**Work instructions**
Your task is to print the material below exactly as presented.
* * * * * * * * *
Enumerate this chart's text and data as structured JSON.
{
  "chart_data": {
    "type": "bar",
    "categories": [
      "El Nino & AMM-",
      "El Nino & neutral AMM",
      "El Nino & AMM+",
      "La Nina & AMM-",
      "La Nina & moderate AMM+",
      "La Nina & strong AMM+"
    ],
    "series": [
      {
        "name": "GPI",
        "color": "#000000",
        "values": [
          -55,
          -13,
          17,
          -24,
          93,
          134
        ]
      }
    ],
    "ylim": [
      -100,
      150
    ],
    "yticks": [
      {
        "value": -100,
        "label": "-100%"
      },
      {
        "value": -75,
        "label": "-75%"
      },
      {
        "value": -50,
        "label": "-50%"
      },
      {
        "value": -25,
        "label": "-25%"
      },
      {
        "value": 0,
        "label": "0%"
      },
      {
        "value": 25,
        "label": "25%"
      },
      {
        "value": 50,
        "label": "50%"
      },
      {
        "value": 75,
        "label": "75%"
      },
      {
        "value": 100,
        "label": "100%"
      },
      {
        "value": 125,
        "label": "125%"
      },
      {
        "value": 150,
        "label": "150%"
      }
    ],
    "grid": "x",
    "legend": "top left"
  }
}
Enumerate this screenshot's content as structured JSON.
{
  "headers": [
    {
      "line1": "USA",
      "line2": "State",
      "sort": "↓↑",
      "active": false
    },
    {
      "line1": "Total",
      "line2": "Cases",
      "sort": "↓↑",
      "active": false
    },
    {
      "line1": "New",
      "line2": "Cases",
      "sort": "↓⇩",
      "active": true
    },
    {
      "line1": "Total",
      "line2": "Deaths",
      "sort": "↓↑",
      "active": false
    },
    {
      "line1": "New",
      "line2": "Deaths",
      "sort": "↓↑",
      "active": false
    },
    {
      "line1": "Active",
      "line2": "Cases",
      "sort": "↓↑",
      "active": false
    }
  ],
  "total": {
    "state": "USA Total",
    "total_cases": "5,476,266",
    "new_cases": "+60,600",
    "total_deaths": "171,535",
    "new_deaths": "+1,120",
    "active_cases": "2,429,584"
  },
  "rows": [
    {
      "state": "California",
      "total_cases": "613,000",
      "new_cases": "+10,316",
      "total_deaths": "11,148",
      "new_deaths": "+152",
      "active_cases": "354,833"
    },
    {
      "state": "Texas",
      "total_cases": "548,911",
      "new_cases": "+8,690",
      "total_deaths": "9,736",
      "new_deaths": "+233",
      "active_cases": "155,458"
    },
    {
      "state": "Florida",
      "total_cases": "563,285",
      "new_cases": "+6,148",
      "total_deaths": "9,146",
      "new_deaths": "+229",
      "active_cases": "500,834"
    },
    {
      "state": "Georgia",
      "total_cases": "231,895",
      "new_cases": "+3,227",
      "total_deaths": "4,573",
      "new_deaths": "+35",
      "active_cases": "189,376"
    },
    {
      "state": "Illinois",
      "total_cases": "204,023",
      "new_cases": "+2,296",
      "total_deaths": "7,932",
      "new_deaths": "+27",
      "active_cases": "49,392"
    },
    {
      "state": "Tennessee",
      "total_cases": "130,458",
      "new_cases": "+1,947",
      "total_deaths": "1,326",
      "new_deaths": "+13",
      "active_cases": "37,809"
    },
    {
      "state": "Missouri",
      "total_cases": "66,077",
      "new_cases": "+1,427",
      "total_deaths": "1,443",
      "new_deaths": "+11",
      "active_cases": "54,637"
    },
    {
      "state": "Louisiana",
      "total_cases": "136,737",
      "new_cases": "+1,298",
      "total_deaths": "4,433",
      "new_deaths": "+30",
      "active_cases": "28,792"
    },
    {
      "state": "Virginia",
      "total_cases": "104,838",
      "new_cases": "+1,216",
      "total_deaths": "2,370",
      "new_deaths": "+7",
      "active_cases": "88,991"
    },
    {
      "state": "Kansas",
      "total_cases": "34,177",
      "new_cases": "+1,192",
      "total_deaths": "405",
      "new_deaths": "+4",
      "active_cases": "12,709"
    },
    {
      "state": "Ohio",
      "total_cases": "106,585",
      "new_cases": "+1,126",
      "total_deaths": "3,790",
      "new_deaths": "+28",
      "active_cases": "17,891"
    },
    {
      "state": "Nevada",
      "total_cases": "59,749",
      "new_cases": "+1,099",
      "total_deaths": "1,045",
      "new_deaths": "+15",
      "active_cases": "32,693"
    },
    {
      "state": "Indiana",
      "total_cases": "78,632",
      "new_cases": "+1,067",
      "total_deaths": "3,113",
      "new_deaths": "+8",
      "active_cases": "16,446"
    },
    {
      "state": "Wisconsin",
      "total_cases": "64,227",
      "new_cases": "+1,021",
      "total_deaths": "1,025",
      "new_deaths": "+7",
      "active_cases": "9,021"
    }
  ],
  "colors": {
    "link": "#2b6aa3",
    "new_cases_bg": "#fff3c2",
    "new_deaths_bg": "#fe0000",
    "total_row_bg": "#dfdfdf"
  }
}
* * * * * * * * *
**Final result**
Enumerate this chart's text and data as structured JSON.
{
  "chart_data": {
    "type": "bar",
    "categories": [
      "El Nino & AMM-",
      "El Nino & neutral AMM",
      "El Nino & AMM+",
      "La Nina & AMM-",
      "La Nina & moderate AMM+",
      "La Nina & strong AMM+"
    ],
    "series": [
      {
        "name": "GPI",
        "color": "#000000",
        "values": [
          -55,
          -13,
          17,
          -24,
          93,
          134
        ]
      }
    ],
    "ylim": [
      -100,
      150
    ],
    "yticks": [
      {
        "value": -100,
        "label": "-100%"
      },
      {
        "value": -75,
        "label": "-75%"
      },
      {
        "value": -50,
        "label": "-50%"
      },
      {
        "value": -25,
        "label": "-25%"
      },
      {
        "value": 0,
        "label": "0%"
      },
      {
        "value": 25,
        "label": "25%"
      },
      {
        "value": 50,
        "label": "50%"
      },
      {
        "value": 75,
        "label": "75%"
      },
      {
        "value": 100,
        "label": "100%"
      },
      {
        "value": 125,
        "label": "125%"
      },
      {
        "value": 150,
        "label": "150%"
      }
    ],
    "grid": "x",
    "legend": "top left"
  }
}
Enumerate this screenshot's content as structured JSON.
{
  "headers": [
    {
      "line1": "USA",
      "line2": "State",
      "sort": "↓↑",
      "active": false
    },
    {
      "line1": "Total",
      "line2": "Cases",
      "sort": "↓↑",
      "active": false
    },
    {
      "line1": "New",
      "line2": "Cases",
      "sort": "↓⇩",
      "active": true
    },
    {
      "line1": "Total",
      "line2": "Deaths",
      "sort": "↓↑",
      "active": false
    },
    {
      "line1": "New",
      "line2": "Deaths",
      "sort": "↓↑",
      "active": false
    },
    {
      "line1": "Active",
      "line2": "Cases",
      "sort": "↓↑",
      "active": false
    }
  ],
  "total": {
    "state": "USA Total",
    "total_cases": "5,476,266",
    "new_cases": "+60,600",
    "total_deaths": "171,535",
    "new_deaths": "+1,120",
    "active_cases": "2,429,584"
  },
  "rows": [
    {
      "state": "California",
      "total_cases": "613,000",
      "new_cases": "+10,316",
      "total_deaths": "11,148",
      "new_deaths": "+152",
      "active_cases": "354,833"
    },
    {
      "state": "Texas",
      "total_cases": "548,911",
      "new_cases": "+8,690",
      "total_deaths": "9,736",
      "new_deaths": "+233",
      "active_cases": "155,458"
    },
    {
      "state": "Florida",
      "total_cases": "563,285",
      "new_cases": "+6,148",
      "total_deaths": "9,146",
      "new_deaths": "+229",
      "active_cases": "500,834"
    },
    {
      "state": "Georgia",
      "total_cases": "231,895",
      "new_cases": "+3,227",
      "total_deaths": "4,573",
      "new_deaths": "+35",
      "active_cases": "189,376"
    },
    {
      "state": "Illinois",
      "total_cases": "204,023",
      "new_cases": "+2,296",
      "total_deaths": "7,932",
      "new_deaths": "+27",
      "active_cases": "49,392"
    },
    {
      "state": "Tennessee",
      "total_cases": "130,458",
      "new_cases": "+1,947",
      "total_deaths": "1,326",
      "new_deaths": "+13",
      "active_cases": "37,809"
    },
    {
      "state": "Missouri",
      "total_cases": "66,077",
      "new_cases": "+1,427",
      "total_deaths": "1,443",
      "new_deaths": "+11",
      "active_cases": "54,637"
    },
    {
      "state": "Louisiana",
      "total_cases": "136,737",
      "new_cases": "+1,298",
      "total_deaths": "4,433",
      "new_deaths": "+30",
      "active_cases": "28,792"
    },
    {
      "state": "Virginia",
      "total_cases": "104,838",
      "new_cases": "+1,216",
      "total_deaths": "2,370",
      "new_deaths": "+7",
      "active_cases": "88,991"
    },
    {
      "state": "Kansas",
      "total_cases": "34,177",
      "new_cases": "+1,192",
      "total_deaths": "405",
      "new_deaths": "+4",
      "active_cases": "12,709"
    },
    {
      "state": "Ohio",
      "total_cases": "106,585",
      "new_cases": "+1,126",
      "total_deaths": "3,790",
      "new_deaths": "+28",
      "active_cases": "17,891"
    },
    {
      "state": "Nevada",
      "total_cases": "59,749",
      "new_cases": "+1,099",
      "total_deaths": "1,045",
      "new_deaths": "+15",
      "active_cases": "32,693"
    },
    {
      "state": "Indiana",
      "total_cases": "78,632",
      "new_cases": "+1,067",
      "total_deaths": "3,113",
      "new_deaths": "+8",
      "active_cases": "16,446"
    },
    {
      "state": "Wisconsin",
      "total_cases": "64,227",
      "new_cases": "+1,021",
      "total_deaths": "1,025",
      "new_deaths": "+7",
      "active_cases": "9,021"
    }
  ],
  "colors": {
    "link": "#2b6aa3",
    "new_cases_bg": "#fff3c2",
    "new_deaths_bg": "#fe0000",
    "total_row_bg": "#dfdfdf"
  }
}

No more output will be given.